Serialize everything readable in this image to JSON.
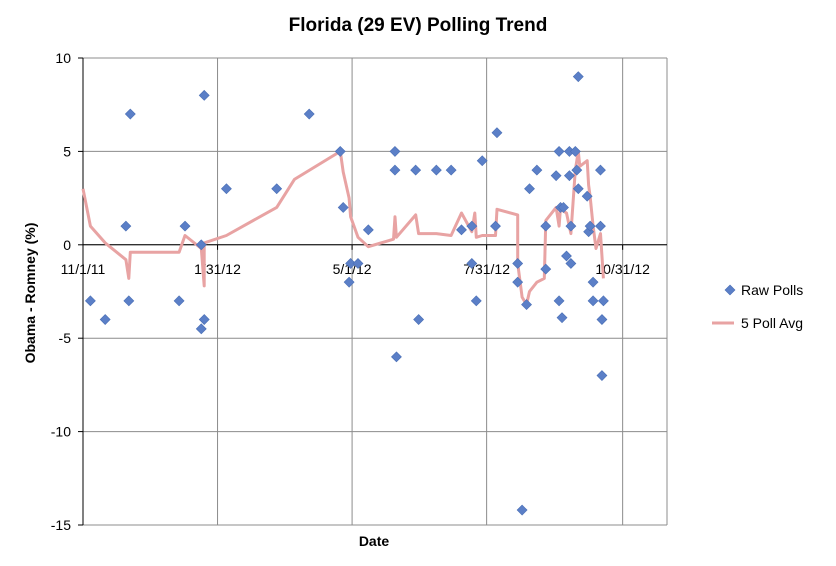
{
  "chart_data": {
    "type": "scatter",
    "title": "Florida (29 EV) Polling Trend",
    "xlabel": "Date",
    "ylabel": "Obama - Romney (%)",
    "ylim": [
      -15,
      10
    ],
    "y_ticks": [
      10,
      5,
      0,
      -5,
      -10,
      -15
    ],
    "y_tick_labels": [
      "10",
      "5",
      "0",
      "-5",
      "-10",
      "-15"
    ],
    "xlim": [
      "2011-11-01",
      "2012-11-30"
    ],
    "x_ticks": [
      "2011-11-01",
      "2012-01-31",
      "2012-05-01",
      "2012-07-31",
      "2012-10-31"
    ],
    "x_tick_labels": [
      "11/1/11",
      "1/31/12",
      "5/1/12",
      "7/31/12",
      "10/31/12"
    ],
    "grid": true,
    "legend_position": "right",
    "series": [
      {
        "name": "Raw Polls",
        "kind": "scatter",
        "color": "#5b7fc7",
        "points": [
          [
            "2011-11-06",
            -3
          ],
          [
            "2011-11-16",
            -4
          ],
          [
            "2011-11-30",
            1
          ],
          [
            "2011-12-02",
            -3
          ],
          [
            "2011-12-03",
            7
          ],
          [
            "2012-01-05",
            -3
          ],
          [
            "2012-01-09",
            1
          ],
          [
            "2012-01-20",
            0
          ],
          [
            "2012-01-20",
            -4.5
          ],
          [
            "2012-01-22",
            -4
          ],
          [
            "2012-01-22",
            8
          ],
          [
            "2012-02-06",
            3
          ],
          [
            "2012-03-11",
            3
          ],
          [
            "2012-04-02",
            7
          ],
          [
            "2012-04-23",
            5
          ],
          [
            "2012-04-25",
            2
          ],
          [
            "2012-04-29",
            -2
          ],
          [
            "2012-04-30",
            -1
          ],
          [
            "2012-05-05",
            -1
          ],
          [
            "2012-05-12",
            0.8
          ],
          [
            "2012-05-30",
            5
          ],
          [
            "2012-05-30",
            4
          ],
          [
            "2012-05-31",
            -6
          ],
          [
            "2012-06-13",
            4
          ],
          [
            "2012-06-15",
            -4
          ],
          [
            "2012-06-27",
            4
          ],
          [
            "2012-07-07",
            4
          ],
          [
            "2012-07-14",
            0.8
          ],
          [
            "2012-07-21",
            -1
          ],
          [
            "2012-07-21",
            1
          ],
          [
            "2012-07-24",
            -3
          ],
          [
            "2012-07-28",
            4.5
          ],
          [
            "2012-08-06",
            1
          ],
          [
            "2012-08-07",
            6
          ],
          [
            "2012-08-21",
            -1
          ],
          [
            "2012-08-21",
            -2
          ],
          [
            "2012-08-24",
            -14.2
          ],
          [
            "2012-08-27",
            -3.2
          ],
          [
            "2012-08-29",
            3
          ],
          [
            "2012-09-03",
            4
          ],
          [
            "2012-09-09",
            1
          ],
          [
            "2012-09-09",
            -1.3
          ],
          [
            "2012-09-16",
            3.7
          ],
          [
            "2012-09-18",
            -3
          ],
          [
            "2012-09-18",
            5
          ],
          [
            "2012-09-19",
            2
          ],
          [
            "2012-09-20",
            -3.9
          ],
          [
            "2012-09-21",
            2
          ],
          [
            "2012-09-23",
            -0.6
          ],
          [
            "2012-09-25",
            3.7
          ],
          [
            "2012-09-25",
            5
          ],
          [
            "2012-09-26",
            -1
          ],
          [
            "2012-09-26",
            1
          ],
          [
            "2012-09-29",
            5
          ],
          [
            "2012-09-30",
            4
          ],
          [
            "2012-10-01",
            3
          ],
          [
            "2012-10-01",
            9
          ],
          [
            "2012-10-07",
            2.6
          ],
          [
            "2012-10-08",
            0.7
          ],
          [
            "2012-10-09",
            1
          ],
          [
            "2012-10-11",
            -2
          ],
          [
            "2012-10-11",
            -3
          ],
          [
            "2012-10-16",
            1
          ],
          [
            "2012-10-16",
            4
          ],
          [
            "2012-10-17",
            -7
          ],
          [
            "2012-10-17",
            -4
          ],
          [
            "2012-10-18",
            -3
          ]
        ]
      },
      {
        "name": "5 Poll Avg",
        "kind": "line",
        "color": "#e8a3a3",
        "points": [
          [
            "2011-11-01",
            3
          ],
          [
            "2011-11-06",
            1
          ],
          [
            "2011-11-16",
            0.1
          ],
          [
            "2011-11-30",
            -0.8
          ],
          [
            "2011-12-02",
            -1.8
          ],
          [
            "2011-12-03",
            -0.4
          ],
          [
            "2012-01-05",
            -0.4
          ],
          [
            "2012-01-09",
            0.5
          ],
          [
            "2012-01-20",
            -0.2
          ],
          [
            "2012-01-22",
            -2.2
          ],
          [
            "2012-01-22",
            0.1
          ],
          [
            "2012-02-06",
            0.5
          ],
          [
            "2012-03-11",
            2
          ],
          [
            "2012-03-23",
            3.5
          ],
          [
            "2012-04-23",
            5
          ],
          [
            "2012-04-25",
            3.9
          ],
          [
            "2012-04-29",
            2.5
          ],
          [
            "2012-04-30",
            1.5
          ],
          [
            "2012-05-05",
            0.4
          ],
          [
            "2012-05-12",
            -0.1
          ],
          [
            "2012-05-29",
            0.3
          ],
          [
            "2012-05-30",
            1.5
          ],
          [
            "2012-05-31",
            0.4
          ],
          [
            "2012-06-13",
            1.6
          ],
          [
            "2012-06-15",
            0.6
          ],
          [
            "2012-06-27",
            0.6
          ],
          [
            "2012-07-07",
            0.5
          ],
          [
            "2012-07-14",
            1.7
          ],
          [
            "2012-07-21",
            0.7
          ],
          [
            "2012-07-23",
            1.7
          ],
          [
            "2012-07-24",
            0.4
          ],
          [
            "2012-07-28",
            0.5
          ],
          [
            "2012-08-06",
            0.5
          ],
          [
            "2012-08-07",
            1.9
          ],
          [
            "2012-08-21",
            1.6
          ],
          [
            "2012-08-21",
            -1
          ],
          [
            "2012-08-24",
            -2.8
          ],
          [
            "2012-08-27",
            -3.2
          ],
          [
            "2012-08-29",
            -2.5
          ],
          [
            "2012-09-03",
            -2
          ],
          [
            "2012-09-08",
            -1.8
          ],
          [
            "2012-09-09",
            1.3
          ],
          [
            "2012-09-16",
            2
          ],
          [
            "2012-09-18",
            1
          ],
          [
            "2012-09-19",
            2
          ],
          [
            "2012-09-21",
            1.8
          ],
          [
            "2012-09-23",
            1.7
          ],
          [
            "2012-09-26",
            0.6
          ],
          [
            "2012-09-29",
            4
          ],
          [
            "2012-10-01",
            5
          ],
          [
            "2012-10-02",
            4.2
          ],
          [
            "2012-10-07",
            4.5
          ],
          [
            "2012-10-08",
            3.2
          ],
          [
            "2012-10-09",
            2.6
          ],
          [
            "2012-10-11",
            1
          ],
          [
            "2012-10-13",
            -0.2
          ],
          [
            "2012-10-16",
            0.6
          ],
          [
            "2012-10-18",
            -1.8
          ]
        ]
      }
    ]
  }
}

•••••

**STATED GOAL**
Quote the material word for word, dropping any images it holds.

**OUTPUT OF THE TASK**
Serialize everything readable in this image to JSON.
{
  "chart_data": {
    "type": "scatter",
    "title": "Florida (29 EV) Polling Trend",
    "xlabel": "Date",
    "ylabel": "Obama - Romney (%)",
    "ylim": [
      -15,
      10
    ],
    "y_ticks": [
      10,
      5,
      0,
      -5,
      -10,
      -15
    ],
    "y_tick_labels": [
      "10",
      "5",
      "0",
      "-5",
      "-10",
      "-15"
    ],
    "xlim": [
      "2011-11-01",
      "2012-11-30"
    ],
    "x_ticks": [
      "2011-11-01",
      "2012-01-31",
      "2012-05-01",
      "2012-07-31",
      "2012-10-31"
    ],
    "x_tick_labels": [
      "11/1/11",
      "1/31/12",
      "5/1/12",
      "7/31/12",
      "10/31/12"
    ],
    "grid": true,
    "legend_position": "right",
    "series": [
      {
        "name": "Raw Polls",
        "kind": "scatter",
        "color": "#5b7fc7",
        "points": [
          [
            "2011-11-06",
            -3
          ],
          [
            "2011-11-16",
            -4
          ],
          [
            "2011-11-30",
            1
          ],
          [
            "2011-12-02",
            -3
          ],
          [
            "2011-12-03",
            7
          ],
          [
            "2012-01-05",
            -3
          ],
          [
            "2012-01-09",
            1
          ],
          [
            "2012-01-20",
            0
          ],
          [
            "2012-01-20",
            -4.5
          ],
          [
            "2012-01-22",
            -4
          ],
          [
            "2012-01-22",
            8
          ],
          [
            "2012-02-06",
            3
          ],
          [
            "2012-03-11",
            3
          ],
          [
            "2012-04-02",
            7
          ],
          [
            "2012-04-23",
            5
          ],
          [
            "2012-04-25",
            2
          ],
          [
            "2012-04-29",
            -2
          ],
          [
            "2012-04-30",
            -1
          ],
          [
            "2012-05-05",
            -1
          ],
          [
            "2012-05-12",
            0.8
          ],
          [
            "2012-05-30",
            5
          ],
          [
            "2012-05-30",
            4
          ],
          [
            "2012-05-31",
            -6
          ],
          [
            "2012-06-13",
            4
          ],
          [
            "2012-06-15",
            -4
          ],
          [
            "2012-06-27",
            4
          ],
          [
            "2012-07-07",
            4
          ],
          [
            "2012-07-14",
            0.8
          ],
          [
            "2012-07-21",
            -1
          ],
          [
            "2012-07-21",
            1
          ],
          [
            "2012-07-24",
            -3
          ],
          [
            "2012-07-28",
            4.5
          ],
          [
            "2012-08-06",
            1
          ],
          [
            "2012-08-07",
            6
          ],
          [
            "2012-08-21",
            -1
          ],
          [
            "2012-08-21",
            -2
          ],
          [
            "2012-08-24",
            -14.2
          ],
          [
            "2012-08-27",
            -3.2
          ],
          [
            "2012-08-29",
            3
          ],
          [
            "2012-09-03",
            4
          ],
          [
            "2012-09-09",
            1
          ],
          [
            "2012-09-09",
            -1.3
          ],
          [
            "2012-09-16",
            3.7
          ],
          [
            "2012-09-18",
            -3
          ],
          [
            "2012-09-18",
            5
          ],
          [
            "2012-09-19",
            2
          ],
          [
            "2012-09-20",
            -3.9
          ],
          [
            "2012-09-21",
            2
          ],
          [
            "2012-09-23",
            -0.6
          ],
          [
            "2012-09-25",
            3.7
          ],
          [
            "2012-09-25",
            5
          ],
          [
            "2012-09-26",
            -1
          ],
          [
            "2012-09-26",
            1
          ],
          [
            "2012-09-29",
            5
          ],
          [
            "2012-09-30",
            4
          ],
          [
            "2012-10-01",
            3
          ],
          [
            "2012-10-01",
            9
          ],
          [
            "2012-10-07",
            2.6
          ],
          [
            "2012-10-08",
            0.7
          ],
          [
            "2012-10-09",
            1
          ],
          [
            "2012-10-11",
            -2
          ],
          [
            "2012-10-11",
            -3
          ],
          [
            "2012-10-16",
            1
          ],
          [
            "2012-10-16",
            4
          ],
          [
            "2012-10-17",
            -7
          ],
          [
            "2012-10-17",
            -4
          ],
          [
            "2012-10-18",
            -3
          ]
        ]
      },
      {
        "name": "5 Poll Avg",
        "kind": "line",
        "color": "#e8a3a3",
        "points": [
          [
            "2011-11-01",
            3
          ],
          [
            "2011-11-06",
            1
          ],
          [
            "2011-11-16",
            0.1
          ],
          [
            "2011-11-30",
            -0.8
          ],
          [
            "2011-12-02",
            -1.8
          ],
          [
            "2011-12-03",
            -0.4
          ],
          [
            "2012-01-05",
            -0.4
          ],
          [
            "2012-01-09",
            0.5
          ],
          [
            "2012-01-20",
            -0.2
          ],
          [
            "2012-01-22",
            -2.2
          ],
          [
            "2012-01-22",
            0.1
          ],
          [
            "2012-02-06",
            0.5
          ],
          [
            "2012-03-11",
            2
          ],
          [
            "2012-03-23",
            3.5
          ],
          [
            "2012-04-23",
            5
          ],
          [
            "2012-04-25",
            3.9
          ],
          [
            "2012-04-29",
            2.5
          ],
          [
            "2012-04-30",
            1.5
          ],
          [
            "2012-05-05",
            0.4
          ],
          [
            "2012-05-12",
            -0.1
          ],
          [
            "2012-05-29",
            0.3
          ],
          [
            "2012-05-30",
            1.5
          ],
          [
            "2012-05-31",
            0.4
          ],
          [
            "2012-06-13",
            1.6
          ],
          [
            "2012-06-15",
            0.6
          ],
          [
            "2012-06-27",
            0.6
          ],
          [
            "2012-07-07",
            0.5
          ],
          [
            "2012-07-14",
            1.7
          ],
          [
            "2012-07-21",
            0.7
          ],
          [
            "2012-07-23",
            1.7
          ],
          [
            "2012-07-24",
            0.4
          ],
          [
            "2012-07-28",
            0.5
          ],
          [
            "2012-08-06",
            0.5
          ],
          [
            "2012-08-07",
            1.9
          ],
          [
            "2012-08-21",
            1.6
          ],
          [
            "2012-08-21",
            -1
          ],
          [
            "2012-08-24",
            -2.8
          ],
          [
            "2012-08-27",
            -3.2
          ],
          [
            "2012-08-29",
            -2.5
          ],
          [
            "2012-09-03",
            -2
          ],
          [
            "2012-09-08",
            -1.8
          ],
          [
            "2012-09-09",
            1.3
          ],
          [
            "2012-09-16",
            2
          ],
          [
            "2012-09-18",
            1
          ],
          [
            "2012-09-19",
            2
          ],
          [
            "2012-09-21",
            1.8
          ],
          [
            "2012-09-23",
            1.7
          ],
          [
            "2012-09-26",
            0.6
          ],
          [
            "2012-09-29",
            4
          ],
          [
            "2012-10-01",
            5
          ],
          [
            "2012-10-02",
            4.2
          ],
          [
            "2012-10-07",
            4.5
          ],
          [
            "2012-10-08",
            3.2
          ],
          [
            "2012-10-09",
            2.6
          ],
          [
            "2012-10-11",
            1
          ],
          [
            "2012-10-13",
            -0.2
          ],
          [
            "2012-10-16",
            0.6
          ],
          [
            "2012-10-18",
            -1.8
          ]
        ]
      }
    ]
  }
}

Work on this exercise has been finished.